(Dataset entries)

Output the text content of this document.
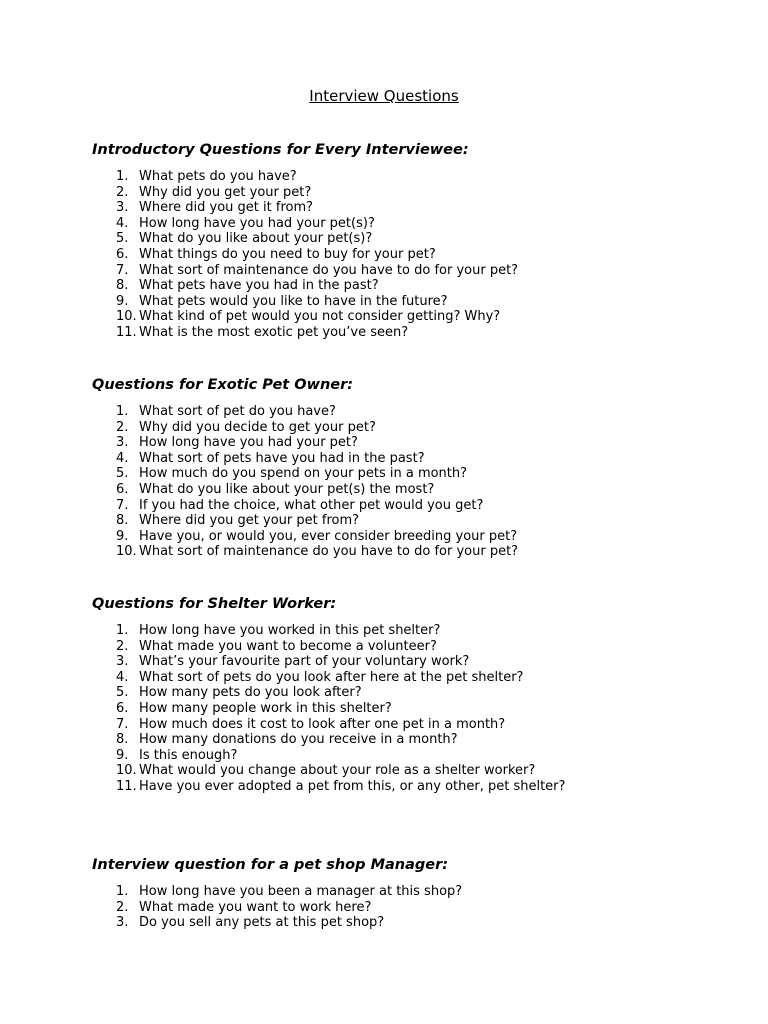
Interview Questions
Introductory Questions for Every Interviewee:
1. What pets do you have?
2. Why did you get your pet?
3. Where did you get it from?
4. How long have you had your pet(s)?
5. What do you like about your pet(s)?
6. What things do you need to buy for your pet?
7. What sort of maintenance do you have to do for your pet?
8. What pets have you had in the past?
9. What pets would you like to have in the future?
10. What kind of pet would you not consider getting? Why?
11. What is the most exotic pet you’ve seen?
Questions for Exotic Pet Owner:
1. What sort of pet do you have?
2. Why did you decide to get your pet?
3. How long have you had your pet?
4. What sort of pets have you had in the past?
5. How much do you spend on your pets in a month?
6. What do you like about your pet(s) the most?
7. If you had the choice, what other pet would you get?
8. Where did you get your pet from?
9. Have you, or would you, ever consider breeding your pet?
10. What sort of maintenance do you have to do for your pet?
Questions for Shelter Worker:
1. How long have you worked in this pet shelter?
2. What made you want to become a volunteer?
3. What’s your favourite part of your voluntary work?
4. What sort of pets do you look after here at the pet shelter?
5. How many pets do you look after?
6. How many people work in this shelter?
7. How much does it cost to look after one pet in a month?
8. How many donations do you receive in a month?
9. Is this enough?
10. What would you change about your role as a shelter worker?
11. Have you ever adopted a pet from this, or any other, pet shelter?
Interview question for a pet shop Manager:
1. How long have you been a manager at this shop?
2. What made you want to work here?
3. Do you sell any pets at this pet shop?
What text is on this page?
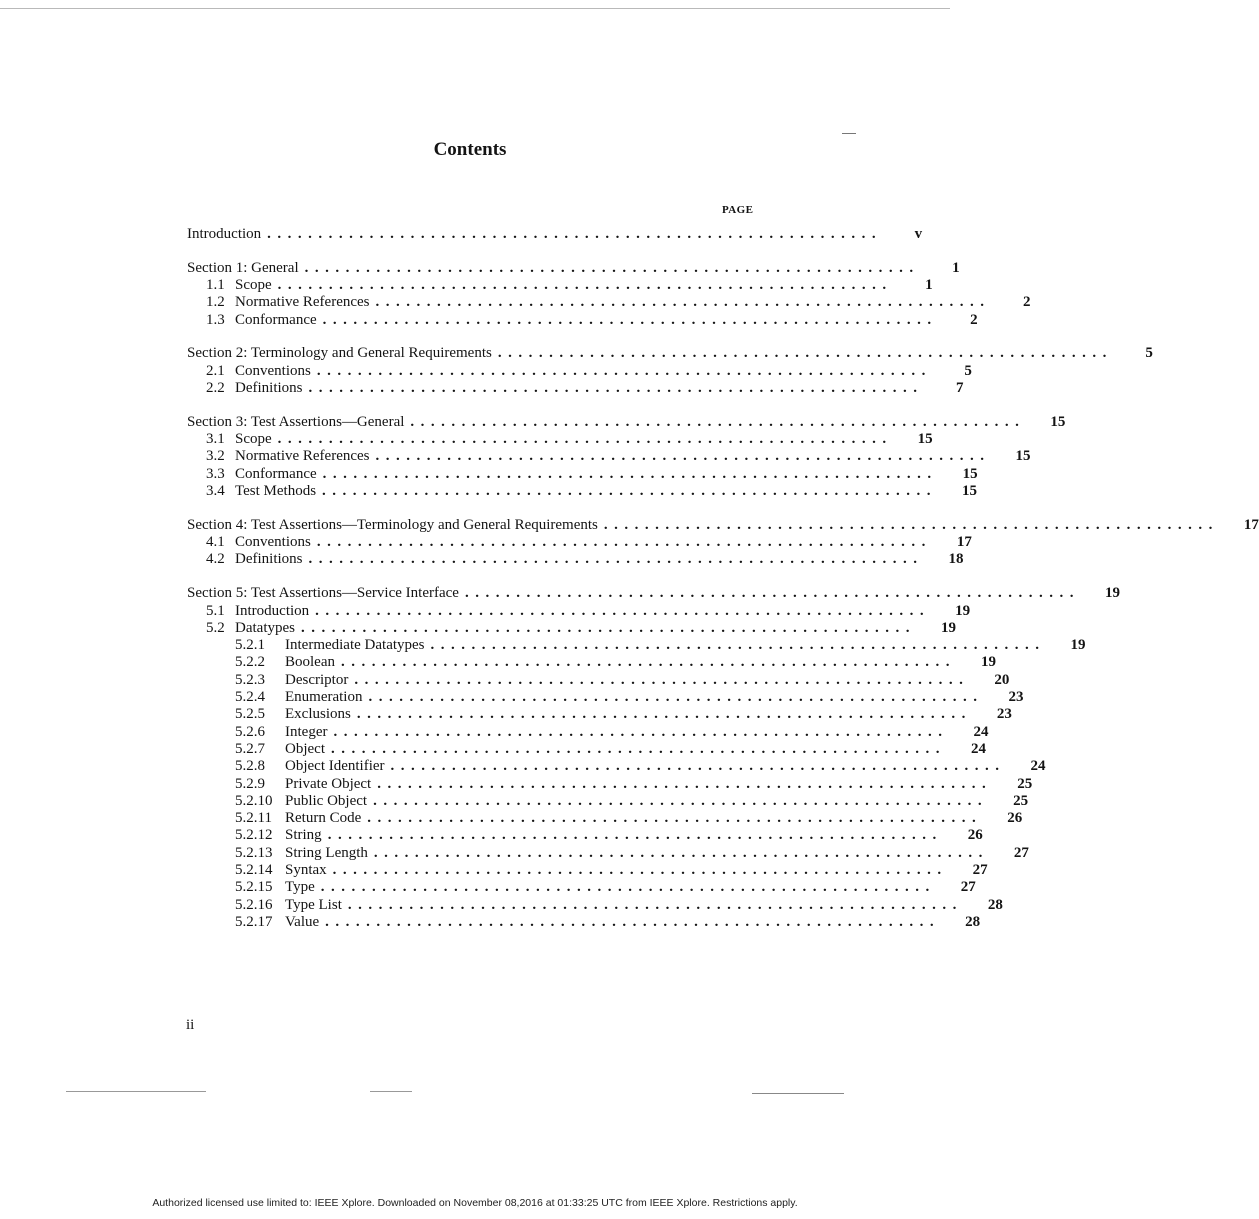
Contents
PAGE
Introduction ............................................................	v
Section 1: General ............................................................	1
1.1 Scope ............................................................	1
1.2 Normative References ............................................................	2
1.3 Conformance ............................................................	2
Section 2: Terminology and General Requirements ............................................................	5
2.1 Conventions ............................................................	5
2.2 Definitions ............................................................	7
Section 3: Test Assertions—General ............................................................	15
3.1 Scope ............................................................	15
3.2 Normative References ............................................................	15
3.3 Conformance ............................................................	15
3.4 Test Methods ............................................................	15
Section 4: Test Assertions—Terminology and General Requirements ............................................................	17
4.1 Conventions ............................................................	17
4.2 Definitions ............................................................	18
Section 5: Test Assertions—Service Interface ............................................................	19
5.1 Introduction ............................................................	19
5.2 Datatypes ............................................................	19
5.2.1	Intermediate Datatypes ............................................................	19
5.2.2	Boolean ............................................................	19
5.2.3	Descriptor ............................................................	20
5.2.4	Enumeration ............................................................	23
5.2.5	Exclusions ............................................................	23
5.2.6	Integer ............................................................	24
5.2.7	Object ............................................................	24
5.2.8	Object Identifier ............................................................	24
5.2.9	Private Object ............................................................	25
5.2.10 Public Object ............................................................	25
5.2.11 Return Code ............................................................	26
5.2.12 String ............................................................	26
5.2.13 String Length ............................................................	27
5.2.14 Syntax ............................................................	27
5.2.15 Type ............................................................	27
5.2.16 Type List ............................................................	28
5.2.17 Value ............................................................	28
ii
Authorized licensed use limited to: IEEE Xplore. Downloaded on November 08,2016 at 01:33:25 UTC from IEEE Xplore. Restrictions apply.
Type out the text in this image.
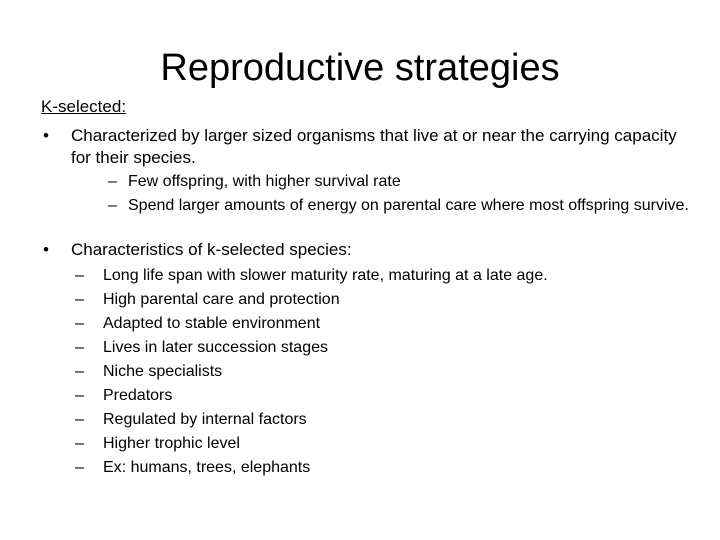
Reproductive strategies
K-selected:
• Characterized by larger sized organisms that live at or near the carrying capacity for their species.
– Few offspring, with higher survival rate
– Spend larger amounts of energy on parental care where most offspring survive.
• Characteristics of k-selected species:
– Long life span with slower maturity rate, maturing at a late age.
– High parental care and protection
– Adapted to stable environment
– Lives in later succession stages
– Niche specialists
– Predators
– Regulated by internal factors
– Higher trophic level
– Ex: humans, trees, elephants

[The problem]
From the entries above, select each line containing the string "other".

[Task solution]
7. If you had the choice, what other pet would you get?
11. Have you ever adopted a pet from this, or any other, pet shelter?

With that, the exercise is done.